What this task involves.
Search the records that follow and extract every line containing the string "该季度带有女性标签的报道总数".

(Structured figure records)
— begin —

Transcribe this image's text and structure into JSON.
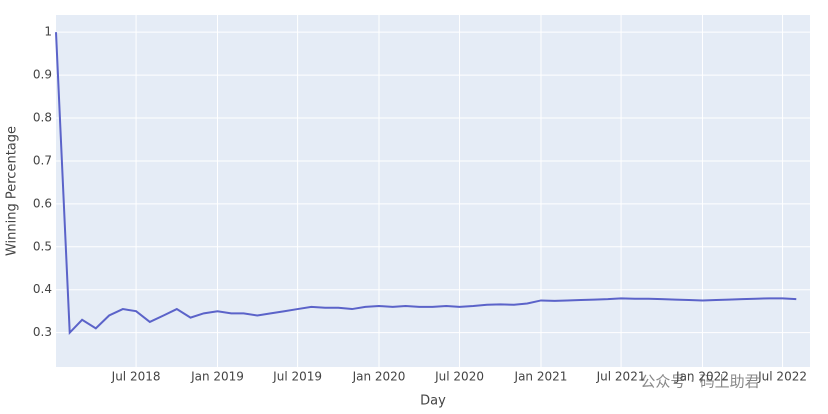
{
  "chart_data": {
    "type": "line",
    "x_label": "Day",
    "y_label": "Winning Percentage",
    "watermark": "公众号 · 码上助君",
    "x": [
      "2018-01",
      "2018-02",
      "2018-03",
      "2018-04",
      "2018-05",
      "2018-06",
      "2018-07",
      "2018-08",
      "2018-09",
      "2018-10",
      "2018-11",
      "2018-12",
      "2019-01",
      "2019-02",
      "2019-03",
      "2019-04",
      "2019-05",
      "2019-06",
      "2019-07",
      "2019-08",
      "2019-09",
      "2019-10",
      "2019-11",
      "2019-12",
      "2020-01",
      "2020-02",
      "2020-03",
      "2020-04",
      "2020-05",
      "2020-06",
      "2020-07",
      "2020-08",
      "2020-09",
      "2020-10",
      "2020-11",
      "2020-12",
      "2021-01",
      "2021-02",
      "2021-03",
      "2021-04",
      "2021-05",
      "2021-06",
      "2021-07",
      "2021-08",
      "2021-09",
      "2021-10",
      "2021-11",
      "2021-12",
      "2022-01",
      "2022-02",
      "2022-03",
      "2022-04",
      "2022-05",
      "2022-06",
      "2022-07",
      "2022-08"
    ],
    "series": [
      {
        "name": "Winning Percentage",
        "color": "#5b63c9",
        "values": [
          1.0,
          0.3,
          0.33,
          0.31,
          0.34,
          0.355,
          0.35,
          0.325,
          0.34,
          0.355,
          0.335,
          0.345,
          0.35,
          0.345,
          0.345,
          0.34,
          0.345,
          0.35,
          0.355,
          0.36,
          0.358,
          0.358,
          0.355,
          0.36,
          0.362,
          0.36,
          0.362,
          0.36,
          0.36,
          0.362,
          0.36,
          0.362,
          0.365,
          0.366,
          0.365,
          0.368,
          0.375,
          0.374,
          0.375,
          0.376,
          0.377,
          0.378,
          0.38,
          0.379,
          0.379,
          0.378,
          0.377,
          0.376,
          0.375,
          0.376,
          0.377,
          0.378,
          0.379,
          0.38,
          0.38,
          0.378
        ]
      }
    ],
    "xlim": [
      "2018-01",
      "2022-09"
    ],
    "xticks": [
      {
        "value": "2018-07",
        "label": "Jul 2018"
      },
      {
        "value": "2019-01",
        "label": "Jan 2019"
      },
      {
        "value": "2019-07",
        "label": "Jul 2019"
      },
      {
        "value": "2020-01",
        "label": "Jan 2020"
      },
      {
        "value": "2020-07",
        "label": "Jul 2020"
      },
      {
        "value": "2021-01",
        "label": "Jan 2021"
      },
      {
        "value": "2021-07",
        "label": "Jul 2021"
      },
      {
        "value": "2022-01",
        "label": "Jan 2022"
      },
      {
        "value": "2022-07",
        "label": "Jul 2022"
      }
    ],
    "ylim": [
      0.22,
      1.04
    ],
    "yticks": [
      0.3,
      0.4,
      0.5,
      0.6,
      0.7,
      0.8,
      0.9,
      1
    ],
    "grid": true
  }
}
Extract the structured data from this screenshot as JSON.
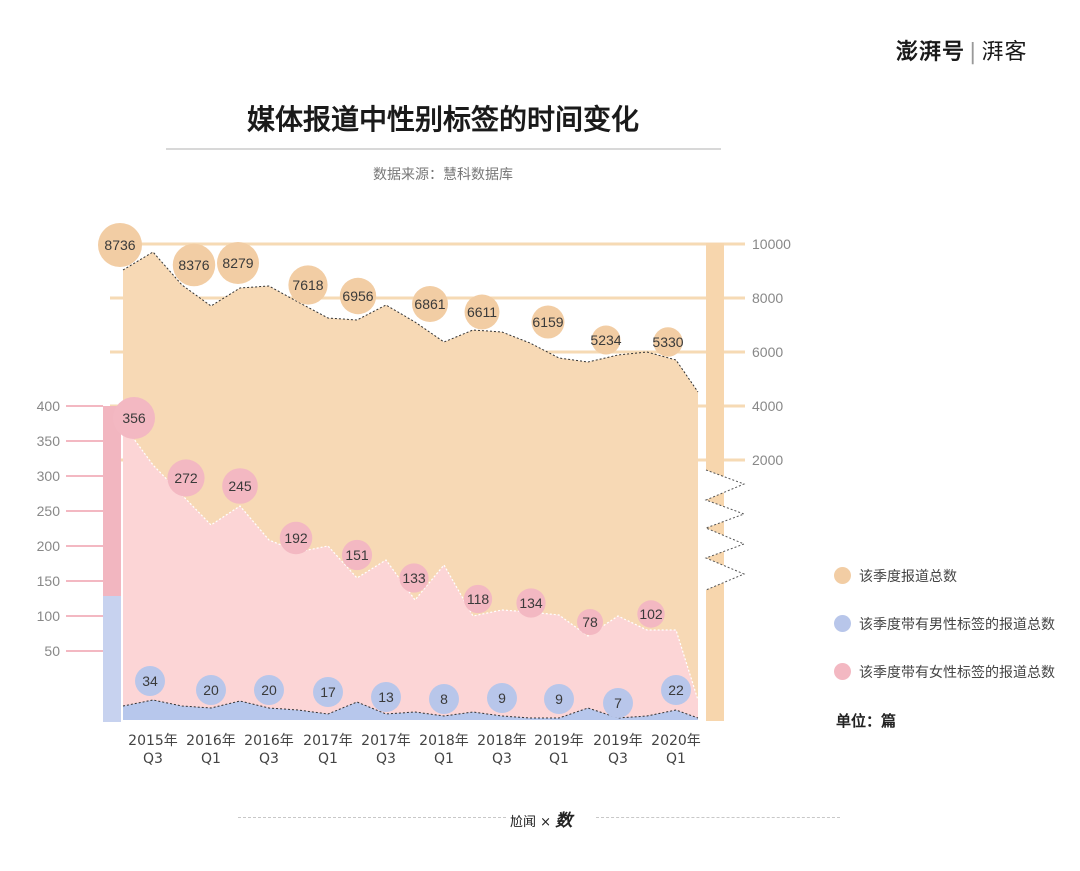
{
  "brand": {
    "main": "澎湃号",
    "sub": "湃客"
  },
  "title": "媒体报道中性别标签的时间变化",
  "source": "数据来源：慧科数据库",
  "legend": [
    {
      "label": "该季度报道总数",
      "color": "#f2cda4"
    },
    {
      "label": "该季度带有男性标签的报道总数",
      "color": "#b8c6ea"
    },
    {
      "label": "该季度带有女性标签的报道总数",
      "color": "#f3b8c2"
    }
  ],
  "unit": "单位：篇",
  "footer": {
    "left": "尬闻",
    "x": "×",
    "right": "数"
  },
  "colors": {
    "total": "#f7d9b5",
    "female": "#fcd5d6",
    "male": "#b7c7ec",
    "total_bubble": "#f2cda4",
    "female_bubble": "#f3b8c2",
    "male_bubble": "#b8c6ea"
  },
  "chart_data": {
    "type": "area",
    "categories": [
      "2015年Q3",
      "2016年Q1",
      "2016年Q3",
      "2017年Q1",
      "2017年Q3",
      "2018年Q1",
      "2018年Q3",
      "2019年Q1",
      "2019年Q3",
      "2020年Q1"
    ],
    "axes": {
      "right": {
        "ticks": [
          10000,
          8000,
          6000,
          4000,
          2000
        ],
        "ylim": [
          0,
          10000
        ]
      },
      "left": {
        "ticks": [
          400,
          350,
          300,
          250,
          200,
          150,
          100,
          50
        ],
        "ylim": [
          0,
          400
        ]
      }
    },
    "series": [
      {
        "name": "该季度报道总数",
        "axis": "right",
        "labels": [
          8736,
          8376,
          8279,
          7618,
          6956,
          6861,
          6611,
          6159,
          5234,
          5330
        ]
      },
      {
        "name": "该季度带有女性标签的报道总数",
        "axis": "left",
        "labels": [
          356,
          272,
          245,
          192,
          151,
          133,
          118,
          134,
          78,
          102
        ]
      },
      {
        "name": "该季度带有男性标签的报道总数",
        "axis": "left",
        "labels": [
          34,
          20,
          20,
          17,
          13,
          8,
          9,
          9,
          7,
          22
        ]
      }
    ]
  }
}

— end —

Solution for this exercise.
      "label": "该季度带有女性标签的报道总数",
        "name": "该季度带有女性标签的报道总数",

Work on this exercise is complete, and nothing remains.